* _Задание 1_
Перепишите из записей без изменений строки, начиная со строки с «data-label: 67% (76, 506, 107, 522)» и заканчивая строкой с «series-label: 男 (4, 381, 17, 396)», обе включительно.

Пирующие усиленно закусывают; в тесной избе, где ни вздохнуть, ни пошевелиться, все делятся на пирующих, то есть на приглашенных на свадьбу, и на просто набившихся посмотреть. Пирующие едят, а зрители смотрят. Наступает момент некоторого затишья в стуке вилок, в звяканье, в чавканье, и вот, уловив этот момент, без предупреждения, гармонист вдруг растянет мехи, и все сразу преображается в избе, за столом, в душах людей. Ликующие волны подхватывают и поднимают всех до восторга, до всеохватной радости, и тотчас этот восторг находит свободу и выход – грянула всеобщая песня.

Гармонного звука хватило бы, говорю, долететь до окрестных деревень, а он вынужден биться в четырех стенах. И он бьется, оглушительно и пронзительно. Теперь вообразим, что же было бы на свадьбе, если бы не гармонь? Что это была бы за свадьба? Невозможно вообразить.

А ведь гармонист между тем мог заломаться, закапризничать и отказаться от приглашения.

* _Данные задания_
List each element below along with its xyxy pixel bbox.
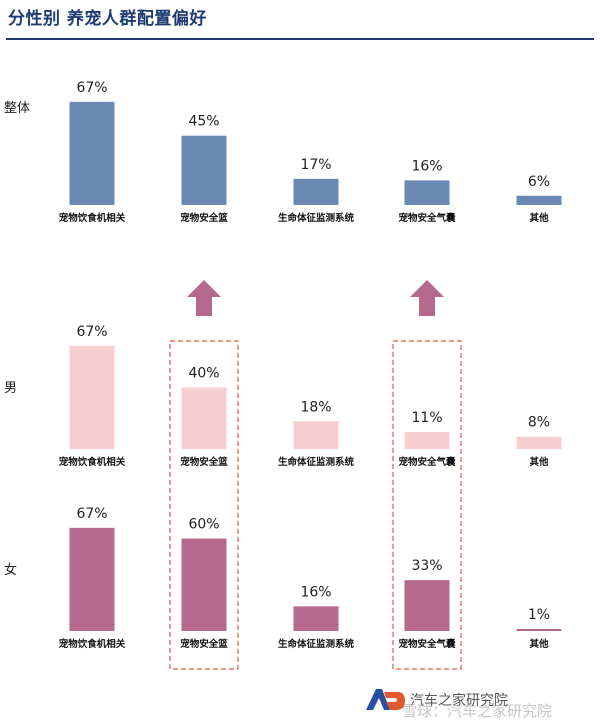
data-label: 67% (76, 506, 107, 522)
bar (69, 345, 115, 449)
data-label: 18% (300, 399, 331, 415)
bar (293, 606, 339, 631)
page-title: 分性别 养宠人群配置偏好 (8, 9, 207, 29)
category-label: 宠物饮食机相关 (59, 456, 126, 468)
category-label: 生命体征监测系统 (278, 212, 355, 224)
series-label: 男 (4, 381, 17, 396)
bar (181, 387, 227, 449)
bar (181, 538, 227, 631)
category-label: 宠物安全气囊 (398, 638, 456, 650)
autohome-logo-icon (366, 689, 405, 710)
bar (293, 178, 339, 205)
data-label: 33% (411, 558, 442, 574)
bar (293, 421, 339, 449)
data-label: 45% (188, 114, 219, 130)
category-label: 其他 (529, 212, 549, 224)
footer-org-name: 汽车之家研究院 (410, 693, 508, 709)
data-label: 11% (411, 410, 442, 426)
category-label: 宠物安全篮 (180, 456, 228, 468)
category-label: 其他 (529, 638, 549, 650)
category-label: 宠物安全篮 (180, 212, 228, 224)
data-label: 16% (411, 158, 442, 174)
data-label: 17% (300, 157, 331, 173)
data-label: 67% (76, 80, 107, 96)
category-label: 宠物饮食机相关 (59, 638, 126, 650)
category-label: 其他 (529, 456, 549, 468)
category-label: 宠物安全气囊 (398, 212, 456, 224)
bar (516, 629, 562, 631)
bar (69, 527, 115, 631)
bar (516, 195, 562, 205)
up-arrow-icon (410, 280, 444, 316)
data-label: 8% (528, 415, 550, 431)
bar (516, 436, 562, 449)
highlight-box (169, 340, 239, 670)
data-label: 60% (188, 517, 219, 533)
title-divider (6, 38, 594, 40)
bar (69, 101, 115, 205)
bar (404, 580, 450, 631)
bar (404, 432, 450, 449)
highlight-box (392, 340, 462, 670)
category-label: 宠物安全气囊 (398, 456, 456, 468)
data-label: 40% (188, 365, 219, 381)
category-label: 宠物饮食机相关 (59, 212, 126, 224)
data-label: 1% (528, 607, 550, 623)
category-label: 生命体征监测系统 (278, 638, 355, 650)
category-label: 生命体征监测系统 (278, 456, 355, 468)
data-label: 16% (300, 584, 331, 600)
data-label: 6% (528, 174, 550, 190)
bar (404, 180, 450, 205)
up-arrow-icon (187, 280, 221, 316)
category-label: 宠物安全篮 (180, 638, 228, 650)
watermark-text: 雪球：汽车之家研究院 (402, 702, 553, 720)
data-label: 67% (76, 324, 107, 340)
bar (181, 135, 227, 205)
series-label: 整体 (4, 101, 30, 116)
series-label: 女 (4, 562, 17, 578)
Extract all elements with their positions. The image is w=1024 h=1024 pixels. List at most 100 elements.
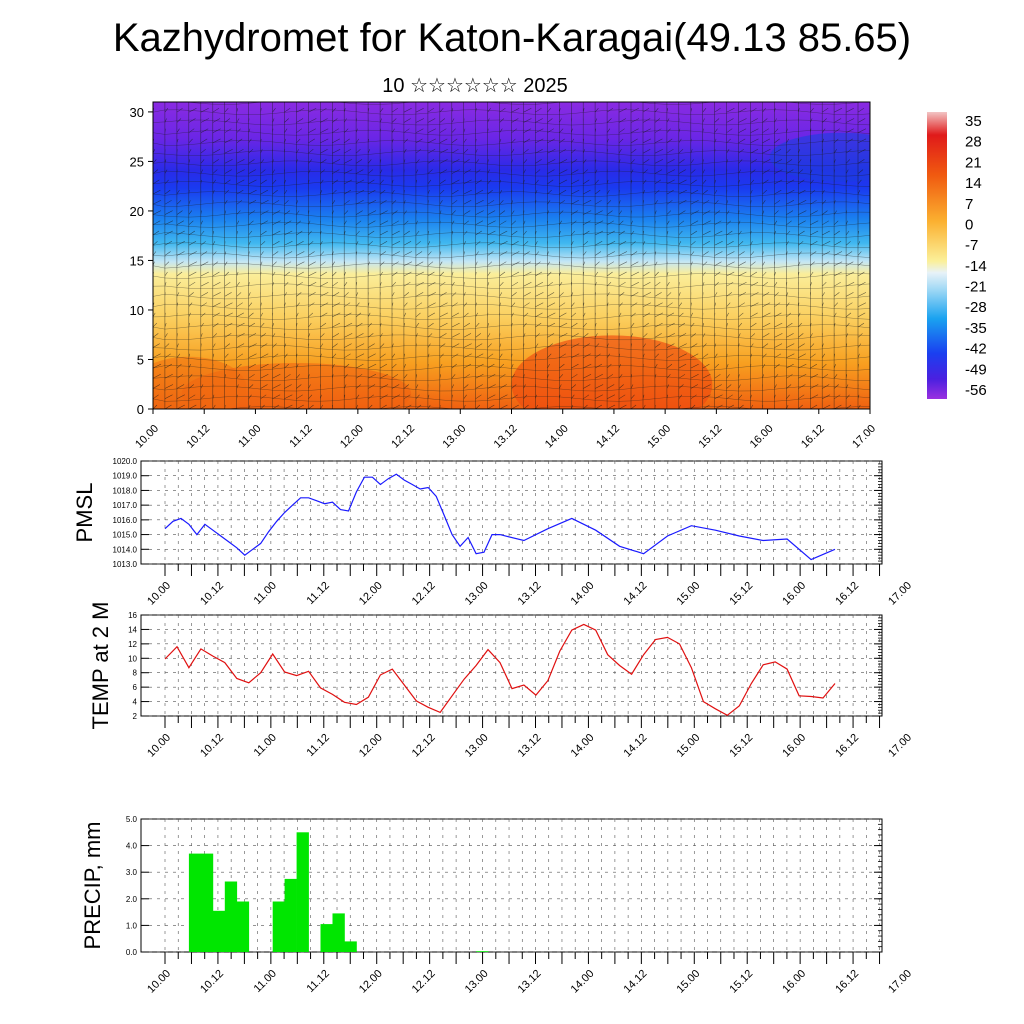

* _Задание 2_
Согласуются ли с отрывком о свадьбе эти утверждения: (а) гармонист заиграл, предупредив гостей; (б) зрители едят вместе с пирующими; (в) звук гармони бьется в четырех стенах? На каждое ответьте «да» или «нет» и приведите решающие слова отрывка дословно.

* _Ответ 1_
data-label: 67% (76, 506, 107, 522)
bar (69, 345, 115, 449)
data-label: 18% (300, 399, 331, 415)
bar (293, 606, 339, 631)
page-title: 分性别 养宠人群配置偏好 (8, 9, 207, 29)
category-label: 宠物饮食机相关 (59, 456, 126, 468)
category-label: 生命体征监测系统 (278, 212, 355, 224)
series-label: 男 (4, 381, 17, 396)

* _Ответ 2_
(а) Нет: «без предупреждения, гармонист вдруг растянет мехи».
(б) Нет: «Пирующие едят, а зрители смотрят».
(в) Да: «а он вынужден биться в четырех стенах».